═══ TASK INPUT ═══

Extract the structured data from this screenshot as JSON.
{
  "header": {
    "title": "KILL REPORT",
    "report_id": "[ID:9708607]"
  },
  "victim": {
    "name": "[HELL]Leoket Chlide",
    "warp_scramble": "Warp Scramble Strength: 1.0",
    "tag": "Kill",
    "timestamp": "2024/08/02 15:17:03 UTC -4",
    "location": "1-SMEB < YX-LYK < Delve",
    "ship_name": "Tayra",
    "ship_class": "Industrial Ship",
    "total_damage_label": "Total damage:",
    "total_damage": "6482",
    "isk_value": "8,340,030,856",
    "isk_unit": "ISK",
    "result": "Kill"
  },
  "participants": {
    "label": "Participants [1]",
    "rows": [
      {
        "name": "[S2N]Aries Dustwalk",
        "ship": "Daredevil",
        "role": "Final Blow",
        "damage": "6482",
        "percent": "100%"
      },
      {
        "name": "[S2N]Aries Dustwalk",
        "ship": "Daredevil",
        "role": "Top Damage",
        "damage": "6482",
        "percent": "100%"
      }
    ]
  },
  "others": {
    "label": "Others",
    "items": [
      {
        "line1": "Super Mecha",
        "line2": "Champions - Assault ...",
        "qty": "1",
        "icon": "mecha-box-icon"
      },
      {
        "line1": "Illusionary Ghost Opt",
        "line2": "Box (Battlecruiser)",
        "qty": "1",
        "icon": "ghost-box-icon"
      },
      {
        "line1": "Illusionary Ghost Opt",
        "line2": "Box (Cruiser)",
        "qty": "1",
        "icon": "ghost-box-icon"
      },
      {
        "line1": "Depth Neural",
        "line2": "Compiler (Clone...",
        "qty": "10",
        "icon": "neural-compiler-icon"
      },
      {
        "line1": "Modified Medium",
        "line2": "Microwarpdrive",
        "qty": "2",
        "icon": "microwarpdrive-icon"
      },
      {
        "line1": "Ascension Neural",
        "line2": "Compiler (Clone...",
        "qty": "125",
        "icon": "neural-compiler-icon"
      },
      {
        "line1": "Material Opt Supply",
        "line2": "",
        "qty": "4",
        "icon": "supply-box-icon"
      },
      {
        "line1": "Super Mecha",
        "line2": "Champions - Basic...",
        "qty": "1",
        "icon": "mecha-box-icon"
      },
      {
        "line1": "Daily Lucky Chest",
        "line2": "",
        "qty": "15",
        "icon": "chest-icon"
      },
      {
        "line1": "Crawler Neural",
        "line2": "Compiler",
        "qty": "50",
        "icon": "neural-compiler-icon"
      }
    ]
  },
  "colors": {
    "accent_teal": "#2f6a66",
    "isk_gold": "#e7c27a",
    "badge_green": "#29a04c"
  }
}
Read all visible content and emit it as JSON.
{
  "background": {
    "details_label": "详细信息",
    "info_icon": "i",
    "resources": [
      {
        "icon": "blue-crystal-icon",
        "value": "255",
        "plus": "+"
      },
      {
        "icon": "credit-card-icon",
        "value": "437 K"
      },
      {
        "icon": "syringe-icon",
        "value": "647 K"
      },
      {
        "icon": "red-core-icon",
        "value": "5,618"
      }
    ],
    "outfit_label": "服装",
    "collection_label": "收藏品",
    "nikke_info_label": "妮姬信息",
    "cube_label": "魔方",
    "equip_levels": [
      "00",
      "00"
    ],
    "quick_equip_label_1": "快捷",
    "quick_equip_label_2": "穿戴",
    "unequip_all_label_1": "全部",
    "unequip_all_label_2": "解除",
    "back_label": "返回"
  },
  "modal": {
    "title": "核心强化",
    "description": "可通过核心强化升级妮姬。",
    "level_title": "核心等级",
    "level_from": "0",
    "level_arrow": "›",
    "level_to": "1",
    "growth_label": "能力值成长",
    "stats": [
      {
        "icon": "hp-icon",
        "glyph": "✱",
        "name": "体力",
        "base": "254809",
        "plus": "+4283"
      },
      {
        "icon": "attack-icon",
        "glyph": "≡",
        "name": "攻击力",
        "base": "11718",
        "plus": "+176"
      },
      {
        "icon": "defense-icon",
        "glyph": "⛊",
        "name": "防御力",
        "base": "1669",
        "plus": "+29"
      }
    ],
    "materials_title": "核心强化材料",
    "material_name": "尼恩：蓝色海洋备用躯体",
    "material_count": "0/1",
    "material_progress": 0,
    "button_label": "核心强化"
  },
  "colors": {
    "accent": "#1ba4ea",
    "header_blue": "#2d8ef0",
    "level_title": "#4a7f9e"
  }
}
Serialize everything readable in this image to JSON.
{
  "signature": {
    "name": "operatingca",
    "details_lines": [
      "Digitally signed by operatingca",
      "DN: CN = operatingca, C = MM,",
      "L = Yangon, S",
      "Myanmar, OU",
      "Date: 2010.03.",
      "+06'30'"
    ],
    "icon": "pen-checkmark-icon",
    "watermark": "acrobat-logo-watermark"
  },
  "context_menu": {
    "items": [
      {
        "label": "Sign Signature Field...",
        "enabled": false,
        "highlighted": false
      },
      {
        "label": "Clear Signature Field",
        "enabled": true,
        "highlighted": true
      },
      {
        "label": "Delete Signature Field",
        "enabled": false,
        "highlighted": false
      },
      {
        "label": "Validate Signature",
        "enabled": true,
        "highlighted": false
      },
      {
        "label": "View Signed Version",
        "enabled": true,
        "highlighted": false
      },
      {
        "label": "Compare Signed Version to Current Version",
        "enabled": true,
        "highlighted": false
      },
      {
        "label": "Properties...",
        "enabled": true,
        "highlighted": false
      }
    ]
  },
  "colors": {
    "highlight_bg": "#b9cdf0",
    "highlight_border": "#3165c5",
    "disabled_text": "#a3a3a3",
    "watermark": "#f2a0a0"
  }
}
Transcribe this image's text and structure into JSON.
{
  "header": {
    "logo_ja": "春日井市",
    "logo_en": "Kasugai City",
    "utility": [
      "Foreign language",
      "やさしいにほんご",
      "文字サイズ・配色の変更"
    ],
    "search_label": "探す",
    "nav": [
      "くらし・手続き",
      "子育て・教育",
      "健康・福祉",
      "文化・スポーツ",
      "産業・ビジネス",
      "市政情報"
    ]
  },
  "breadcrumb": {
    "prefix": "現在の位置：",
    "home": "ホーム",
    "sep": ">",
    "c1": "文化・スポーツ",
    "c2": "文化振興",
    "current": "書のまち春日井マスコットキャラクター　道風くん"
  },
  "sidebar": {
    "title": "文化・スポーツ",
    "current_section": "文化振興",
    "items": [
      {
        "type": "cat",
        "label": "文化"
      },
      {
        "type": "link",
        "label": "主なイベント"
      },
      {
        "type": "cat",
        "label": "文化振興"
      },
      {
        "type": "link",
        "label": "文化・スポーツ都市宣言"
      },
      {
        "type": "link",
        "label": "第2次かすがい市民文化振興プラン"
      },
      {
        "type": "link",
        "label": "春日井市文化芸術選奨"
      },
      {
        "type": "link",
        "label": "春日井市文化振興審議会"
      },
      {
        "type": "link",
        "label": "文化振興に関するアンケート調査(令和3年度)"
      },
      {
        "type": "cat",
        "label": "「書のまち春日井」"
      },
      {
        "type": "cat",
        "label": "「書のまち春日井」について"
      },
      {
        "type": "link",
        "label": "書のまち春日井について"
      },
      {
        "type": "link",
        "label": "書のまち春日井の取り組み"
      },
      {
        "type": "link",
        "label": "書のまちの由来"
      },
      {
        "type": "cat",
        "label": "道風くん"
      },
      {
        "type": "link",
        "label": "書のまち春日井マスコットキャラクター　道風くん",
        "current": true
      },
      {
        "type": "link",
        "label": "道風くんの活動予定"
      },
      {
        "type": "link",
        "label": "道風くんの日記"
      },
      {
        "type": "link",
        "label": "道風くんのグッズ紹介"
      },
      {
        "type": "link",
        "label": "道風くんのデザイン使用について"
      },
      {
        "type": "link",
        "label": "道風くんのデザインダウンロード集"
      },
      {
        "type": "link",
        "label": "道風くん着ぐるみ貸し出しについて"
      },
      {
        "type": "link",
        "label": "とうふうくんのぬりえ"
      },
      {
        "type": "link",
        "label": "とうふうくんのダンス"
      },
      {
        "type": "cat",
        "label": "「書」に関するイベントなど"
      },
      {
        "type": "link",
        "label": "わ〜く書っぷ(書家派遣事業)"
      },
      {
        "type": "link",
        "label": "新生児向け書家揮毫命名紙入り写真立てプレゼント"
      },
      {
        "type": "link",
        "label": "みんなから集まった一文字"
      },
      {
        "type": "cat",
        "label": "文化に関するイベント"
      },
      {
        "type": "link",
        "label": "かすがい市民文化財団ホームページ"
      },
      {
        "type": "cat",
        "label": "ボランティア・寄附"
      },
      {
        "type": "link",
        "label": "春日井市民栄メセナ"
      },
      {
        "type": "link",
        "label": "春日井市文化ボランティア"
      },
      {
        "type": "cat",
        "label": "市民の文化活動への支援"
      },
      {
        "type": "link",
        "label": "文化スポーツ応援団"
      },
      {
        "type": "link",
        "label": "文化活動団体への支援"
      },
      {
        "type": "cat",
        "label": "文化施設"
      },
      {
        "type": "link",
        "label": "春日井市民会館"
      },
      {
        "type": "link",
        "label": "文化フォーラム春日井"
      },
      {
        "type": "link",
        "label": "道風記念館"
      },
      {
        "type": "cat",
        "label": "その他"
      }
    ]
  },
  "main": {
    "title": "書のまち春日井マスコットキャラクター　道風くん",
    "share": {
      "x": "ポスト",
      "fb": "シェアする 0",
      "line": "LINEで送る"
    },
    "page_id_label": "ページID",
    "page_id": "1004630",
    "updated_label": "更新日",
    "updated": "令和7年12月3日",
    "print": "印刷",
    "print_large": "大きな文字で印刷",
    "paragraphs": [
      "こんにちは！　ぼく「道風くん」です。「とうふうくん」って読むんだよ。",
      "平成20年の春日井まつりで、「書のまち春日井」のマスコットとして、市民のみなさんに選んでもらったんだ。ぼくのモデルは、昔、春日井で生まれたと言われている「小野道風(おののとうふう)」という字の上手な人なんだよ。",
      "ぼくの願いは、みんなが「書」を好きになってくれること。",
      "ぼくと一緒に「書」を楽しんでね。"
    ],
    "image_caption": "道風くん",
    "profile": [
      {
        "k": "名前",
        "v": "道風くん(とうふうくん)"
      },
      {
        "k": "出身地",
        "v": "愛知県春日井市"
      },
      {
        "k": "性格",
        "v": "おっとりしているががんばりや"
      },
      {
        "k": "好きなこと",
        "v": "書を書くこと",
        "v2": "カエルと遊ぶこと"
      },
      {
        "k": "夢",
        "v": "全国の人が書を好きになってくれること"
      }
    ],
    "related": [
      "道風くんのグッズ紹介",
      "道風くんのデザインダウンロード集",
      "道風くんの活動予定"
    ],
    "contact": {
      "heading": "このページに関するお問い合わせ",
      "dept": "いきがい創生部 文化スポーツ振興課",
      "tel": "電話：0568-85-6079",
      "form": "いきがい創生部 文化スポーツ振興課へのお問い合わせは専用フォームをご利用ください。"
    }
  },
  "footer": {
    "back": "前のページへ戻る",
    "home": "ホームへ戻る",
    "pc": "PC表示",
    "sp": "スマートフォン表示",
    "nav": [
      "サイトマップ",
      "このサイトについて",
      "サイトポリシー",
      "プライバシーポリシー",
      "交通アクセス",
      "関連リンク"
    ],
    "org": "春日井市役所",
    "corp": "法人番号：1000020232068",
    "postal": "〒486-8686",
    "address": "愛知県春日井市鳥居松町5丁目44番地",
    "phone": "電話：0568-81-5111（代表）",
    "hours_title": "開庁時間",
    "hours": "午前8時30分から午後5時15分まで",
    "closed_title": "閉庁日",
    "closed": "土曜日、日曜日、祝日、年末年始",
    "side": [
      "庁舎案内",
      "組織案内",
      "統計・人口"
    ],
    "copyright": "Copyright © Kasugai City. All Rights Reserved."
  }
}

═══

### WHAT THE TASK ASKS
Display every line of the listing that contains the string "Kasugai".

### WRITTEN RESPONSE
    "logo_en": "Kasugai City",
    "copyright": "Copyright © Kasugai City. All Rights Reserved."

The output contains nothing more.